::: INPUT FOR THIS TASK
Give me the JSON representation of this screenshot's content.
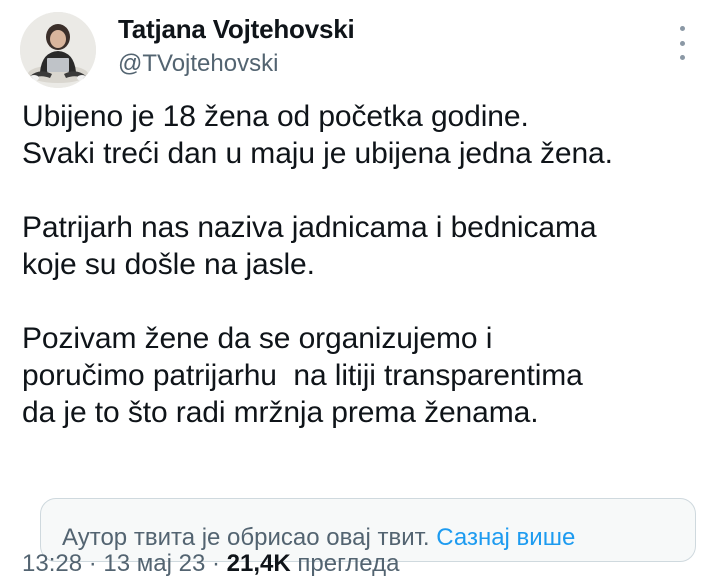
{
  "author": {
    "name": "Tatjana Vojtehovski",
    "handle": "@TVojtehovski"
  },
  "tweet": {
    "paragraphs": [
      [
        "Ubijeno je 18 žena od početka godine.",
        "Svaki treći dan u maju je ubijena jedna žena."
      ],
      [
        "Patrijarh nas naziva jadnicama i bednicama",
        "koje su došle na jasle."
      ],
      [
        "Pozivam žene da se organizujemo i",
        "poručimo patrijarhu  na litiji transparentima",
        "da je to što radi mržnja prema ženama."
      ]
    ]
  },
  "notice": {
    "text": "Аутор твита је обрисао овај твит.",
    "link": "Сазнај више"
  },
  "meta": {
    "time": "13:28",
    "separator": "·",
    "date": "13 мај 23",
    "views_count": "21,4K",
    "views_label": "прегледа"
  },
  "icons": {
    "more": "more-vertical-icon"
  },
  "colors": {
    "text_primary": "#0f1419",
    "text_secondary": "#536471",
    "link": "#1d9bf0",
    "notice_bg": "#f7f9f9",
    "notice_border": "#cfd9de"
  }
}
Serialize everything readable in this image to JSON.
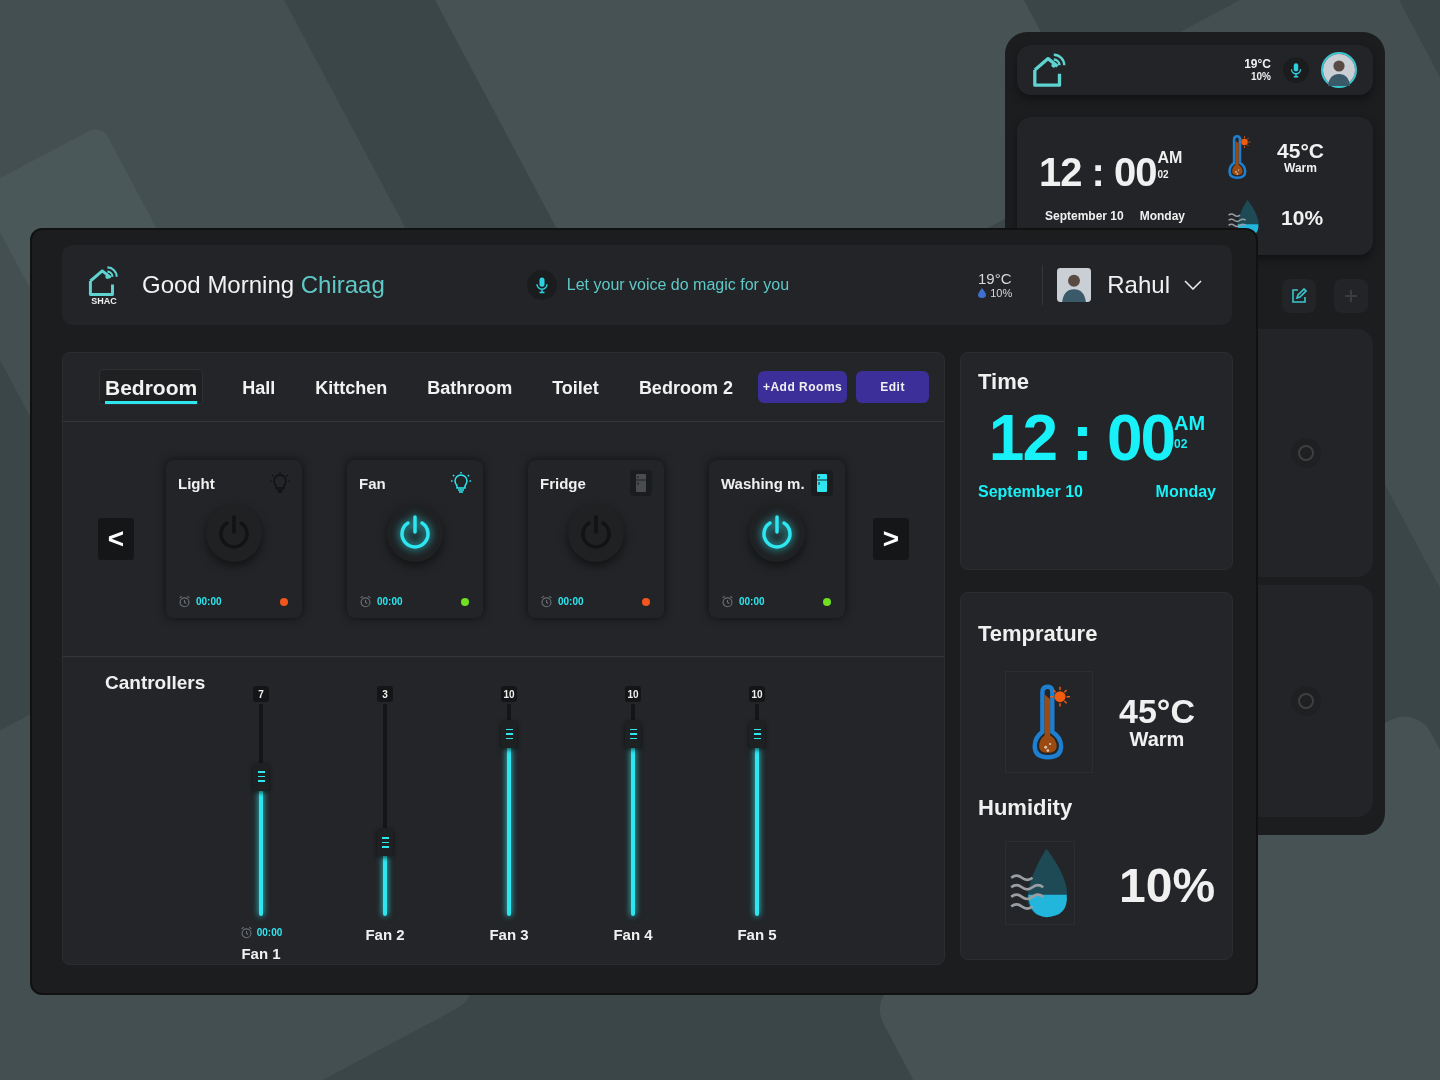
{
  "tablet": {
    "weather": {
      "temperature": "19°C",
      "humidity": "10%"
    },
    "clock": {
      "time": "12 : 00",
      "meridiem": "AM",
      "seconds": "02",
      "date": "September 10",
      "day": "Monday"
    },
    "temperature": {
      "value": "45°C",
      "label": "Warm"
    },
    "humidity": {
      "value": "10%"
    }
  },
  "header": {
    "logo": "SHAC",
    "greeting": "Good Morning",
    "user_name": "Chiraag",
    "voice_prompt": "Let your voice do magic for you",
    "weather": {
      "temperature": "19°C",
      "humidity": "10%"
    },
    "profile": {
      "name": "Rahul"
    }
  },
  "tabs": [
    {
      "label": "Bedroom",
      "selected": true
    },
    {
      "label": "Hall",
      "selected": false
    },
    {
      "label": "Kittchen",
      "selected": false
    },
    {
      "label": "Bathroom",
      "selected": false
    },
    {
      "label": "Toilet",
      "selected": false
    },
    {
      "label": "Bedroom 2",
      "selected": false
    }
  ],
  "actions": [
    "+Add Rooms",
    "Edit"
  ],
  "pager": {
    "previous": "<",
    "next": ">"
  },
  "devices": [
    {
      "name": "Light",
      "kind": "bulb",
      "on": false,
      "timer": "00:00"
    },
    {
      "name": "Fan",
      "kind": "bulb",
      "on": true,
      "timer": "00:00"
    },
    {
      "name": "Fridge",
      "kind": "fridge",
      "on": false,
      "timer": "00:00"
    },
    {
      "name": "Washing m.",
      "kind": "fridge",
      "on": true,
      "timer": "00:00"
    }
  ],
  "controllers": {
    "title": "Cantrollers",
    "items": [
      {
        "name": "Fan 1",
        "value": "7",
        "level": 0.62,
        "timer": "00:00"
      },
      {
        "name": "Fan 2",
        "value": "3",
        "level": 0.31
      },
      {
        "name": "Fan 3",
        "value": "10",
        "level": 0.82
      },
      {
        "name": "Fan 4",
        "value": "10",
        "level": 0.82
      },
      {
        "name": "Fan 5",
        "value": "10",
        "level": 0.82
      }
    ]
  },
  "time": {
    "title": "Time",
    "time": "12 : 00",
    "meridiem": "AM",
    "seconds": "02",
    "date": "September 10",
    "day": "Monday"
  },
  "climate": {
    "temperature_title": "Temprature",
    "temperature": "45°C",
    "temperature_label": "Warm",
    "humidity_title": "Humidity",
    "humidity": "10%"
  }
}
::::::
Write out the records above exactly as they stand, leaving out every picture.

- THE ANSWER -
Give me the JSON representation of this screenshot's content.
{
  "author": {
    "name": "Tatjana Vojtehovski",
    "handle": "@TVojtehovski"
  },
  "tweet": {
    "paragraphs": [
      [
        "Ubijeno je 18 žena od početka godine.",
        "Svaki treći dan u maju je ubijena jedna žena."
      ],
      [
        "Patrijarh nas naziva jadnicama i bednicama",
        "koje su došle na jasle."
      ],
      [
        "Pozivam žene da se organizujemo i",
        "poručimo patrijarhu  na litiji transparentima",
        "da je to što radi mržnja prema ženama."
      ]
    ]
  },
  "notice": {
    "text": "Аутор твита је обрисао овај твит.",
    "link": "Сазнај више"
  },
  "meta": {
    "time": "13:28",
    "separator": "·",
    "date": "13 мај 23",
    "views_count": "21,4K",
    "views_label": "прегледа"
  },
  "icons": {
    "more": "more-vertical-icon"
  },
  "colors": {
    "text_primary": "#0f1419",
    "text_secondary": "#536471",
    "link": "#1d9bf0",
    "notice_bg": "#f7f9f9",
    "notice_border": "#cfd9de"
  }
}
Serialize everything readable in this image to JSON.
{
  "tablet": {
    "weather": {
      "temperature": "19°C",
      "humidity": "10%"
    },
    "clock": {
      "time": "12 : 00",
      "meridiem": "AM",
      "seconds": "02",
      "date": "September 10",
      "day": "Monday"
    },
    "temperature": {
      "value": "45°C",
      "label": "Warm"
    },
    "humidity": {
      "value": "10%"
    }
  },
  "header": {
    "logo": "SHAC",
    "greeting": "Good Morning",
    "user_name": "Chiraag",
    "voice_prompt": "Let your voice do magic for you",
    "weather": {
      "temperature": "19°C",
      "humidity": "10%"
    },
    "profile": {
      "name": "Rahul"
    }
  },
  "tabs": [
    {
      "label": "Bedroom",
      "selected": true
    },
    {
      "label": "Hall",
      "selected": false
    },
    {
      "label": "Kittchen",
      "selected": false
    },
    {
      "label": "Bathroom",
      "selected": false
    },
    {
      "label": "Toilet",
      "selected": false
    },
    {
      "label": "Bedroom 2",
      "selected": false
    }
  ],
  "actions": [
    "+Add Rooms",
    "Edit"
  ],
  "pager": {
    "previous": "<",
    "next": ">"
  },
  "devices": [
    {
      "name": "Light",
      "kind": "bulb",
      "on": false,
      "timer": "00:00"
    },
    {
      "name": "Fan",
      "kind": "bulb",
      "on": true,
      "timer": "00:00"
    },
    {
      "name": "Fridge",
      "kind": "fridge",
      "on": false,
      "timer": "00:00"
    },
    {
      "name": "Washing m.",
      "kind": "fridge",
      "on": true,
      "timer": "00:00"
    }
  ],
  "controllers": {
    "title": "Cantrollers",
    "items": [
      {
        "name": "Fan 1",
        "value": "7",
        "level": 0.62,
        "timer": "00:00"
      },
      {
        "name": "Fan 2",
        "value": "3",
        "level": 0.31
      },
      {
        "name": "Fan 3",
        "value": "10",
        "level": 0.82
      },
      {
        "name": "Fan 4",
        "value": "10",
        "level": 0.82
      },
      {
        "name": "Fan 5",
        "value": "10",
        "level": 0.82
      }
    ]
  },
  "time": {
    "title": "Time",
    "time": "12 : 00",
    "meridiem": "AM",
    "seconds": "02",
    "date": "September 10",
    "day": "Monday"
  },
  "climate": {
    "temperature_title": "Temprature",
    "temperature": "45°C",
    "temperature_label": "Warm",
    "humidity_title": "Humidity",
    "humidity": "10%"
  }
}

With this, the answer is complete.